Nothing in the data should change when you return it, but leave the pictures out.

**Supplied material:**
------------

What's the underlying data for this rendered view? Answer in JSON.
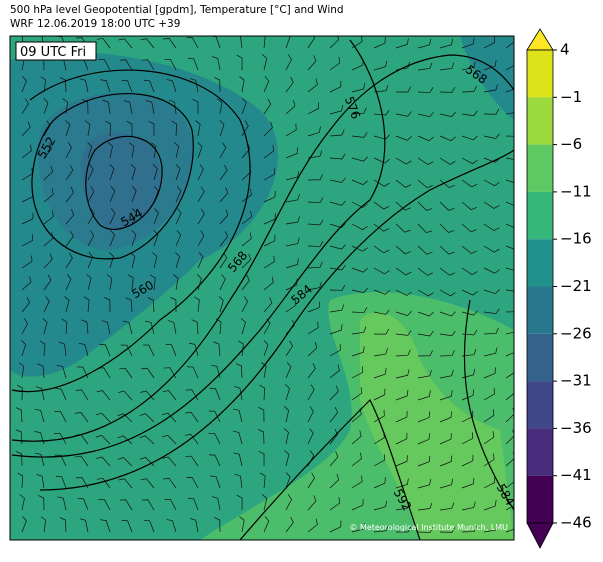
{
  "header": {
    "line1": "500 hPa level Geopotential [gpdm], Temperature [°C] and Wind",
    "line2": "WRF 12.06.2019 18:00 UTC +39"
  },
  "map": {
    "time_label": "09 UTC Fri",
    "contour_labels": [
      "552",
      "544",
      "560",
      "568",
      "576",
      "568",
      "584",
      "592",
      "584"
    ],
    "copyright": "© Meteorological Institute Munich, LMU"
  },
  "colorbar": {
    "ticks": [
      "4",
      "−1",
      "−6",
      "−11",
      "−16",
      "−21",
      "−26",
      "−31",
      "−36",
      "−41",
      "−46"
    ],
    "colors": [
      "#fde725",
      "#dde318",
      "#9bd93c",
      "#5ec962",
      "#35b779",
      "#21918c",
      "#2a788e",
      "#33638d",
      "#3f4788",
      "#472d7b",
      "#440154"
    ]
  }
}
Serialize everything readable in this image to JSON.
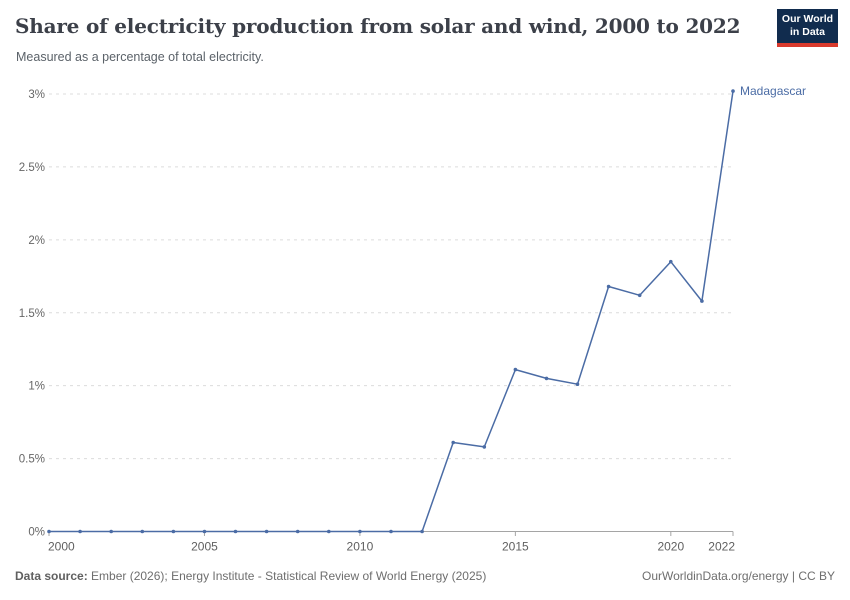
{
  "header": {
    "title": "Share of electricity production from solar and wind, 2000 to 2022",
    "subtitle": "Measured as a percentage of total electricity.",
    "logo": {
      "line1": "Our World",
      "line2": "in Data",
      "bg_color": "#112c4e",
      "accent_color": "#d93a2d"
    }
  },
  "chart_data": {
    "type": "line",
    "title": "Share of electricity production from solar and wind, 2000 to 2022",
    "x": [
      2000,
      2001,
      2002,
      2003,
      2004,
      2005,
      2006,
      2007,
      2008,
      2009,
      2010,
      2011,
      2012,
      2013,
      2014,
      2015,
      2016,
      2017,
      2018,
      2019,
      2020,
      2021,
      2022
    ],
    "series": [
      {
        "name": "Madagascar",
        "color": "#4b6ca5",
        "values": [
          0,
          0,
          0,
          0,
          0,
          0,
          0,
          0,
          0,
          0,
          0,
          0,
          0,
          0.61,
          0.58,
          1.11,
          1.05,
          1.01,
          1.68,
          1.62,
          1.85,
          1.58,
          3.02
        ]
      }
    ],
    "xlabel": "",
    "ylabel": "",
    "xlim": [
      2000,
      2022
    ],
    "ylim": [
      0,
      3
    ],
    "x_ticks": [
      2000,
      2005,
      2010,
      2015,
      2020,
      2022
    ],
    "y_ticks": [
      {
        "value": 0,
        "label": "0%"
      },
      {
        "value": 0.5,
        "label": "0.5%"
      },
      {
        "value": 1,
        "label": "1%"
      },
      {
        "value": 1.5,
        "label": "1.5%"
      },
      {
        "value": 2,
        "label": "2%"
      },
      {
        "value": 2.5,
        "label": "2.5%"
      },
      {
        "value": 3,
        "label": "3%"
      }
    ],
    "grid": "horizontal-dashed",
    "legend_position": "end-of-line-label"
  },
  "footer": {
    "source_label": "Data source:",
    "source_text": " Ember (2026); Energy Institute - Statistical Review of World Energy (2025)",
    "credit": "OurWorldinData.org/energy | CC BY"
  }
}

------------

**Problem solution:**
What's the underlying data for this rendered view? Answer in JSON.
{
  "header": {
    "line1": "500 hPa level Geopotential [gpdm], Temperature [°C] and Wind",
    "line2": "WRF 12.06.2019 18:00 UTC +39"
  },
  "map": {
    "time_label": "09 UTC Fri",
    "contour_labels": [
      "552",
      "544",
      "560",
      "568",
      "576",
      "568",
      "584",
      "592",
      "584"
    ],
    "copyright": "© Meteorological Institute Munich, LMU"
  },
  "colorbar": {
    "ticks": [
      "4",
      "−1",
      "−6",
      "−11",
      "−16",
      "−21",
      "−26",
      "−31",
      "−36",
      "−41",
      "−46"
    ],
    "colors": [
      "#fde725",
      "#dde318",
      "#9bd93c",
      "#5ec962",
      "#35b779",
      "#21918c",
      "#2a788e",
      "#33638d",
      "#3f4788",
      "#472d7b",
      "#440154"
    ]
  }
}
Serialize everything readable in this image to JSON.
{
  "header": {
    "title": "Share of electricity production from solar and wind, 2000 to 2022",
    "subtitle": "Measured as a percentage of total electricity.",
    "logo": {
      "line1": "Our World",
      "line2": "in Data",
      "bg_color": "#112c4e",
      "accent_color": "#d93a2d"
    }
  },
  "chart_data": {
    "type": "line",
    "title": "Share of electricity production from solar and wind, 2000 to 2022",
    "x": [
      2000,
      2001,
      2002,
      2003,
      2004,
      2005,
      2006,
      2007,
      2008,
      2009,
      2010,
      2011,
      2012,
      2013,
      2014,
      2015,
      2016,
      2017,
      2018,
      2019,
      2020,
      2021,
      2022
    ],
    "series": [
      {
        "name": "Madagascar",
        "color": "#4b6ca5",
        "values": [
          0,
          0,
          0,
          0,
          0,
          0,
          0,
          0,
          0,
          0,
          0,
          0,
          0,
          0.61,
          0.58,
          1.11,
          1.05,
          1.01,
          1.68,
          1.62,
          1.85,
          1.58,
          3.02
        ]
      }
    ],
    "xlabel": "",
    "ylabel": "",
    "xlim": [
      2000,
      2022
    ],
    "ylim": [
      0,
      3
    ],
    "x_ticks": [
      2000,
      2005,
      2010,
      2015,
      2020,
      2022
    ],
    "y_ticks": [
      {
        "value": 0,
        "label": "0%"
      },
      {
        "value": 0.5,
        "label": "0.5%"
      },
      {
        "value": 1,
        "label": "1%"
      },
      {
        "value": 1.5,
        "label": "1.5%"
      },
      {
        "value": 2,
        "label": "2%"
      },
      {
        "value": 2.5,
        "label": "2.5%"
      },
      {
        "value": 3,
        "label": "3%"
      }
    ],
    "grid": "horizontal-dashed",
    "legend_position": "end-of-line-label"
  },
  "footer": {
    "source_label": "Data source:",
    "source_text": " Ember (2026); Energy Institute - Statistical Review of World Energy (2025)",
    "credit": "OurWorldinData.org/energy | CC BY"
  }
}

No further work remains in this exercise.